▶ DESCRIPTION OF THE TASK
In the listing below, pick out lines with "Ginsenoside".

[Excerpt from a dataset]
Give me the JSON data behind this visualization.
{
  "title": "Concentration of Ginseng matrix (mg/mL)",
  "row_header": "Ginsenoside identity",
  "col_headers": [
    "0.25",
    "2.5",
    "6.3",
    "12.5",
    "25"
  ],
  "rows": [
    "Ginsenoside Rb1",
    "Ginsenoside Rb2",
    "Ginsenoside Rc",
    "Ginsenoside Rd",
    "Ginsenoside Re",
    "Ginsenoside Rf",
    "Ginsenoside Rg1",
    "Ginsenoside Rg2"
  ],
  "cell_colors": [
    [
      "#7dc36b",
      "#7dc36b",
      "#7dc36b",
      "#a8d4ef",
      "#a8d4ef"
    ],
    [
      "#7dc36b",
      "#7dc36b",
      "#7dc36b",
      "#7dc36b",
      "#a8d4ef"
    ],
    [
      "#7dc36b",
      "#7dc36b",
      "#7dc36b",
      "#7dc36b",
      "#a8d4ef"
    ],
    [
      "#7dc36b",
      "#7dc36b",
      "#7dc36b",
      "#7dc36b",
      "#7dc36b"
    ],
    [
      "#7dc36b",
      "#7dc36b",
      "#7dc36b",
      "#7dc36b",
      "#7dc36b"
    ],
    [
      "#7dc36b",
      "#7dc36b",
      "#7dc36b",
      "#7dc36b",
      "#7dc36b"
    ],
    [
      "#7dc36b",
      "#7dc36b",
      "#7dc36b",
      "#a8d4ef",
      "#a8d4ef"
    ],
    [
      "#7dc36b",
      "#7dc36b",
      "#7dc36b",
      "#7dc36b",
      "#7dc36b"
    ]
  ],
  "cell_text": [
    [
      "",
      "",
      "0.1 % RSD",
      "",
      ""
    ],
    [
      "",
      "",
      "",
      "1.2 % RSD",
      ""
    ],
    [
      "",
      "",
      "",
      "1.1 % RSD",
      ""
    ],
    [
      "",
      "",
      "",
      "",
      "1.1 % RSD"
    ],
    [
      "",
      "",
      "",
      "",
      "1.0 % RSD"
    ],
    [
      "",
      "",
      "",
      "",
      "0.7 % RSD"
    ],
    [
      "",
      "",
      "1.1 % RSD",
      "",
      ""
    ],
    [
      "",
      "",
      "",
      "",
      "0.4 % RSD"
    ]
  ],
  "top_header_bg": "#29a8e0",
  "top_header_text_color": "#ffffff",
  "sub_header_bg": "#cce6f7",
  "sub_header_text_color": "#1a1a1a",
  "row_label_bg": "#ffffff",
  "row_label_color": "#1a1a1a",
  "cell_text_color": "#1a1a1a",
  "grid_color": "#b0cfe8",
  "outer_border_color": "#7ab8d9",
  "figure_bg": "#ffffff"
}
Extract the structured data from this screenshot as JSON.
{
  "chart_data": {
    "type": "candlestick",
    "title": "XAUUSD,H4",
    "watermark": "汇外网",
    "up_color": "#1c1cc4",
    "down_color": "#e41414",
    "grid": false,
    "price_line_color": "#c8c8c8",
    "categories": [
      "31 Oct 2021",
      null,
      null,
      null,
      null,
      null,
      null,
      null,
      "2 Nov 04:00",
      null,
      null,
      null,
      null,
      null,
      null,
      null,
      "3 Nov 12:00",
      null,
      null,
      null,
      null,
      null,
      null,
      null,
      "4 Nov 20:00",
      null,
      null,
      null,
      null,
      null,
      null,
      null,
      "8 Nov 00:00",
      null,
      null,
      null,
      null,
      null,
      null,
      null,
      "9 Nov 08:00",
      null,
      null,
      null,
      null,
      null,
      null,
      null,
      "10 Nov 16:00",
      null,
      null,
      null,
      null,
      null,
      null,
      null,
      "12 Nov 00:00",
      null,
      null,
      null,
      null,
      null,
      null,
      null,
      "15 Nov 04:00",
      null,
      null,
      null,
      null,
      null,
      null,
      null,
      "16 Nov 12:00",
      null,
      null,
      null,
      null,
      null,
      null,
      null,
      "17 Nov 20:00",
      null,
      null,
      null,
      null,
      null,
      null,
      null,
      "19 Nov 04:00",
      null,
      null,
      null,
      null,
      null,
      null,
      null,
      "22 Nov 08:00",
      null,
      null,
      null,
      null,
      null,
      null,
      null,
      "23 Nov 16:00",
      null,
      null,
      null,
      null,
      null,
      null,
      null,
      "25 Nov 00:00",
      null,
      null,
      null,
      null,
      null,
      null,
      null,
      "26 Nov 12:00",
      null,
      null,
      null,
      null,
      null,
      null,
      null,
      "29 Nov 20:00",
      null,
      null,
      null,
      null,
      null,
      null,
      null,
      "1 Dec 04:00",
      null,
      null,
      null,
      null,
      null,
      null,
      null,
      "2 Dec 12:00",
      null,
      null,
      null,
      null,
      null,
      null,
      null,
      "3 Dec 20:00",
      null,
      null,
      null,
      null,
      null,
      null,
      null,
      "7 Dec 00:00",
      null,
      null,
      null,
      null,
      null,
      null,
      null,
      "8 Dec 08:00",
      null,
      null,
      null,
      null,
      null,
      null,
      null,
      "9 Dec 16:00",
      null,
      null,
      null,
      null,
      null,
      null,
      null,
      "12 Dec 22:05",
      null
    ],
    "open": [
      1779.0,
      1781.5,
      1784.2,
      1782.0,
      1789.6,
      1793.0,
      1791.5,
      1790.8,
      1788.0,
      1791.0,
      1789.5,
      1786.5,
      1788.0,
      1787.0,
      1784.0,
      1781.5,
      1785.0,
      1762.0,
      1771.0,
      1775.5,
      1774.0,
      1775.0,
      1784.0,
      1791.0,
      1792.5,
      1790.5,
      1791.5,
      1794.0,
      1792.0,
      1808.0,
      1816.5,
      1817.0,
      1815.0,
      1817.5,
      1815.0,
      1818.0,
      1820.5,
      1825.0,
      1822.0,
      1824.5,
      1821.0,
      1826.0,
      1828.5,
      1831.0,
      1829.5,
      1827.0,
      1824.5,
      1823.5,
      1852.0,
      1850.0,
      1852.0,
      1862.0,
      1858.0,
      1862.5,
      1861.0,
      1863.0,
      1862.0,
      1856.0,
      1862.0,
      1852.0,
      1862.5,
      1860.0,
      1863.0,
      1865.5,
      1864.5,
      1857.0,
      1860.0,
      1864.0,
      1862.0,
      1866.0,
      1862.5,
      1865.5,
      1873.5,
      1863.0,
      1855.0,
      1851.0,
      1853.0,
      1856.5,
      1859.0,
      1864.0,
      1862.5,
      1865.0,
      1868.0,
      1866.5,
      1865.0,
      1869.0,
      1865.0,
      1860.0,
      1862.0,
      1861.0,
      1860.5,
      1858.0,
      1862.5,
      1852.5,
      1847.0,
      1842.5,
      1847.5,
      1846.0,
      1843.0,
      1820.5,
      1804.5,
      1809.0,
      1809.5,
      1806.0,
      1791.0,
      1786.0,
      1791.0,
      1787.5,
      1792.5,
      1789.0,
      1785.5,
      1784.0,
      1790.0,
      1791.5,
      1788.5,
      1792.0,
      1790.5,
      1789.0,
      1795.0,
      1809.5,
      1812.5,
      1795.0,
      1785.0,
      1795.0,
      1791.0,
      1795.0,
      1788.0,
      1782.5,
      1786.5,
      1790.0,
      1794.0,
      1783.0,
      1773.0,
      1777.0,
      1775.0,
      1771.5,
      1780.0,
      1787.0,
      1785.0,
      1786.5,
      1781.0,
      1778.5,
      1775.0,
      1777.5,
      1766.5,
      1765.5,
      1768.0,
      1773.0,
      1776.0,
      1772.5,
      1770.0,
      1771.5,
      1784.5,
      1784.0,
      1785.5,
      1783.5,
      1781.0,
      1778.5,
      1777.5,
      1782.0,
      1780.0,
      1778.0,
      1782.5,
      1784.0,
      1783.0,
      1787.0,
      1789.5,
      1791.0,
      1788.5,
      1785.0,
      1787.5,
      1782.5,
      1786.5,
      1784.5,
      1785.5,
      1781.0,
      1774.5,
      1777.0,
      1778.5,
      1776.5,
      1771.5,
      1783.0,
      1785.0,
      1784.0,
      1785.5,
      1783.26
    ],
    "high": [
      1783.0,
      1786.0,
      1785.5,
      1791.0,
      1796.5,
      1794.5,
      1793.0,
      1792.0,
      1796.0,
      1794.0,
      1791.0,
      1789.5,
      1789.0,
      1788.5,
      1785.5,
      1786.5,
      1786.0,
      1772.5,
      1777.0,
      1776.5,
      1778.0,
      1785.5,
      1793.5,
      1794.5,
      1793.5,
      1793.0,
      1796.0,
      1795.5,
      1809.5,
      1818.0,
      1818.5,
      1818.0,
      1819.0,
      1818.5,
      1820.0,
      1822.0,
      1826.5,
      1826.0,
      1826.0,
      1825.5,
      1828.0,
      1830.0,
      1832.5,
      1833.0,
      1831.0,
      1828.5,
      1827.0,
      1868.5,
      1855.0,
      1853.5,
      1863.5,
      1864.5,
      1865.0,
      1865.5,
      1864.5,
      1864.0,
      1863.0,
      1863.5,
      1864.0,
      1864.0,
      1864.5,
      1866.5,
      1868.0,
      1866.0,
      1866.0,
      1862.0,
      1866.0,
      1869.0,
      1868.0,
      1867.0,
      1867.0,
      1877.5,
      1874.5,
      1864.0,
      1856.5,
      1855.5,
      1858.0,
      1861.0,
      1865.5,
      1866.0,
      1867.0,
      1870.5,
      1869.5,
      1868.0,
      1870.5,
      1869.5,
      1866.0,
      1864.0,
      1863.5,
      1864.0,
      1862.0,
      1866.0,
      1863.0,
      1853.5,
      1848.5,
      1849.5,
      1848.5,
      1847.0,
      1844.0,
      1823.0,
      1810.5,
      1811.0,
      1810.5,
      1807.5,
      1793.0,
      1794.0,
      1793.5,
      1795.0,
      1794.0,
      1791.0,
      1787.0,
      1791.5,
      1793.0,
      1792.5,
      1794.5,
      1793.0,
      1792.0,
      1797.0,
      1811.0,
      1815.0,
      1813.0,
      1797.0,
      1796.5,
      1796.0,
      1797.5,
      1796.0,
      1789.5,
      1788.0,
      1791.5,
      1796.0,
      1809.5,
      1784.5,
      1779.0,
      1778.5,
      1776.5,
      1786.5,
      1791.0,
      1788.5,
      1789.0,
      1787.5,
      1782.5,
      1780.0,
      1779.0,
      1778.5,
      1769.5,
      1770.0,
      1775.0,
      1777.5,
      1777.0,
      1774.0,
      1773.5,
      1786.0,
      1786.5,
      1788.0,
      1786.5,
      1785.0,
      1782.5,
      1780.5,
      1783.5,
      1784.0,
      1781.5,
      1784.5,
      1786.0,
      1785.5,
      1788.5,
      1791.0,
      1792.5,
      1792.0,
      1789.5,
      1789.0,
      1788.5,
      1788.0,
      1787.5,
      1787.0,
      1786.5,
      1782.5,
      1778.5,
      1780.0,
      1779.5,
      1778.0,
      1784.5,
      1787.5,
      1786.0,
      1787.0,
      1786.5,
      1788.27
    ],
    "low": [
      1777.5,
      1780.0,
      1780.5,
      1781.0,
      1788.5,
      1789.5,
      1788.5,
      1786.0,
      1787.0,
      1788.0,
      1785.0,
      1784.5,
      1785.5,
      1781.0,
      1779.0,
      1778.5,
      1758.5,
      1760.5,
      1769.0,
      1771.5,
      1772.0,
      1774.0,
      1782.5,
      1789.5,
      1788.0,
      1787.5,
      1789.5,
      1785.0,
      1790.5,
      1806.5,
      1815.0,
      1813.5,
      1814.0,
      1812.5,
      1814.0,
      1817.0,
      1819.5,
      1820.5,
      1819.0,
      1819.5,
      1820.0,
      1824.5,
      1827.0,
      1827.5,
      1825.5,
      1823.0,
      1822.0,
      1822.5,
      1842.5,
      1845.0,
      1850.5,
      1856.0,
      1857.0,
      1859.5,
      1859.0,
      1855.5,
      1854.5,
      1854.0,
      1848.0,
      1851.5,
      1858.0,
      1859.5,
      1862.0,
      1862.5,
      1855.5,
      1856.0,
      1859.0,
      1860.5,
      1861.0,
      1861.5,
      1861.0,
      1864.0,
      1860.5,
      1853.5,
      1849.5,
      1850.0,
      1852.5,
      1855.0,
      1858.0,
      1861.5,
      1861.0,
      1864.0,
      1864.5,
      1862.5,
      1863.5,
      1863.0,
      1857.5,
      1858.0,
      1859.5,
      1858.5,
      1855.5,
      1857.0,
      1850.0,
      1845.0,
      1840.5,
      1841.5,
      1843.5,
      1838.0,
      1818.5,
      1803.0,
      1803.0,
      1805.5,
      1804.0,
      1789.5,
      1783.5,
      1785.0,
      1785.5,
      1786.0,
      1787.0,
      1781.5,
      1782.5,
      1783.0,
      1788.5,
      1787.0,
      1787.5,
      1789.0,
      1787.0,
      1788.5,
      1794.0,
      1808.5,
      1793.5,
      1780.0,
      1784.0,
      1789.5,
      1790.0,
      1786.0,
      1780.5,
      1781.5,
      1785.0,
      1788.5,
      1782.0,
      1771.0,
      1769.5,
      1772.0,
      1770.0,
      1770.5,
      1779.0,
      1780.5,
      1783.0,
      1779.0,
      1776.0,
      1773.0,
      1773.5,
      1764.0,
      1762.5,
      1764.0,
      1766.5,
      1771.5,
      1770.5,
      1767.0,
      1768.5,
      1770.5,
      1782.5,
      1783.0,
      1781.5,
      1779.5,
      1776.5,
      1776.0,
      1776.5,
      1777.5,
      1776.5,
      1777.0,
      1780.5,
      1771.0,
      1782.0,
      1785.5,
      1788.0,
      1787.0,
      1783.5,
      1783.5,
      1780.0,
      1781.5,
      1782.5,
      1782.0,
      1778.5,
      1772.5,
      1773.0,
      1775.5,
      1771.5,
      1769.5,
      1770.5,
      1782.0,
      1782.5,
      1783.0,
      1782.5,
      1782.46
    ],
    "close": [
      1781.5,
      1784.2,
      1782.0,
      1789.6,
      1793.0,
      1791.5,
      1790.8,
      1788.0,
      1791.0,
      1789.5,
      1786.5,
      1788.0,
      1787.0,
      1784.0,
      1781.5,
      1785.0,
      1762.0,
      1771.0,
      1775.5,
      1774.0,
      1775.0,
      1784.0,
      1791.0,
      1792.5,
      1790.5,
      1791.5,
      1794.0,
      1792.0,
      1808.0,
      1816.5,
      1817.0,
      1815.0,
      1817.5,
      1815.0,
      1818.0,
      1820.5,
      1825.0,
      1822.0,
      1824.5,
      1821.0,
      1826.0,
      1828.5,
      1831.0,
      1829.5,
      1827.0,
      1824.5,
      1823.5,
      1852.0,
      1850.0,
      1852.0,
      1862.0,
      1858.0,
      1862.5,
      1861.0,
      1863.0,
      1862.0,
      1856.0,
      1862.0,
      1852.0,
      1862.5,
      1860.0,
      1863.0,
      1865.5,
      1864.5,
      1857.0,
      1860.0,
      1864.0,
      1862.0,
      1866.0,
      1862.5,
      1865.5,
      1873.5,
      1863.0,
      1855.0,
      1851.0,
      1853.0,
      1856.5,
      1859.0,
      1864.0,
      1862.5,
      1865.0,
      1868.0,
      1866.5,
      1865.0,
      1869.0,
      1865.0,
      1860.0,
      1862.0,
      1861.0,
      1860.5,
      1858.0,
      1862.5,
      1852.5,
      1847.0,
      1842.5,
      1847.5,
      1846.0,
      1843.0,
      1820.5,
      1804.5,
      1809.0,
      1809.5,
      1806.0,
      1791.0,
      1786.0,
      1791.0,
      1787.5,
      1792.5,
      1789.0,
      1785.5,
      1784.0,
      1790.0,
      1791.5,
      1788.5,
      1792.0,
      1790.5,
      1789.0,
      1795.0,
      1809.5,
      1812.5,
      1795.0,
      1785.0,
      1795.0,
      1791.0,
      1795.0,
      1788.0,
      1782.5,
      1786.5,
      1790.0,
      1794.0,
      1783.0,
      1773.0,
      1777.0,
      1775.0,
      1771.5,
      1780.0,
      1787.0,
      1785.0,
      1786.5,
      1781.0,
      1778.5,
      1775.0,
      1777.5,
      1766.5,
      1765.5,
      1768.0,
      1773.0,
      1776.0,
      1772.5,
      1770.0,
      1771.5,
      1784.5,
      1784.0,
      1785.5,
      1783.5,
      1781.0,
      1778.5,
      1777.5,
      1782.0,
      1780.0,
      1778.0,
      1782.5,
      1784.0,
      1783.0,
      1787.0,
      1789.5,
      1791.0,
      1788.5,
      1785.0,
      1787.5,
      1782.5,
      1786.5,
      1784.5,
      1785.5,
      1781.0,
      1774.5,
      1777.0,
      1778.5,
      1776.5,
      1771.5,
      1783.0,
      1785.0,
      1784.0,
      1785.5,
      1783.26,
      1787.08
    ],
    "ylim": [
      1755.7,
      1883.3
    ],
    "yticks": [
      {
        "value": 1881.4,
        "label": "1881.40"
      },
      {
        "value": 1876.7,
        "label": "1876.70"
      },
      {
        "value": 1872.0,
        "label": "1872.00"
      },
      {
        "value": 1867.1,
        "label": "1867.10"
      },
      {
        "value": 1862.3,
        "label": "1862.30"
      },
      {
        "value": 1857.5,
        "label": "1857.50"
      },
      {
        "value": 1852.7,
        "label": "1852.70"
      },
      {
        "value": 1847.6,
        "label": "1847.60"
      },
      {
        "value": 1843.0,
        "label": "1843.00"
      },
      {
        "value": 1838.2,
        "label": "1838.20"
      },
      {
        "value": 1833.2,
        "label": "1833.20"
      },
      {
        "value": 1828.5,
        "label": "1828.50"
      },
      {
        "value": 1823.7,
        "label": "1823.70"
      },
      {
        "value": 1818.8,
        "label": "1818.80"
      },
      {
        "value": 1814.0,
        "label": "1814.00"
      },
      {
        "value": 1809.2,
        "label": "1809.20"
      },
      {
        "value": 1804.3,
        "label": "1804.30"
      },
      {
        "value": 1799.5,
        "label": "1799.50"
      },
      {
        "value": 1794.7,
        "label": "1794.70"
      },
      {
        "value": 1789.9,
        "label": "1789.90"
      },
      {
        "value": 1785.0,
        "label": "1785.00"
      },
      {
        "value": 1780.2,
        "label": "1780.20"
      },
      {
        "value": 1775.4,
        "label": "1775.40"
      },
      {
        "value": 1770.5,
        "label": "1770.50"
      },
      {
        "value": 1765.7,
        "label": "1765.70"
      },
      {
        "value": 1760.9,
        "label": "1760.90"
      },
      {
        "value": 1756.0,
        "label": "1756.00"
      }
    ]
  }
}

▶ EXERCISE RESPONSE
  "row_header": "Ginsenoside identity",
    "Ginsenoside Rb1",
    "Ginsenoside Rb2",
    "Ginsenoside Rc",
    "Ginsenoside Rd",
    "Ginsenoside Re",
    "Ginsenoside Rf",
    "Ginsenoside Rg1",
    "Ginsenoside Rg2"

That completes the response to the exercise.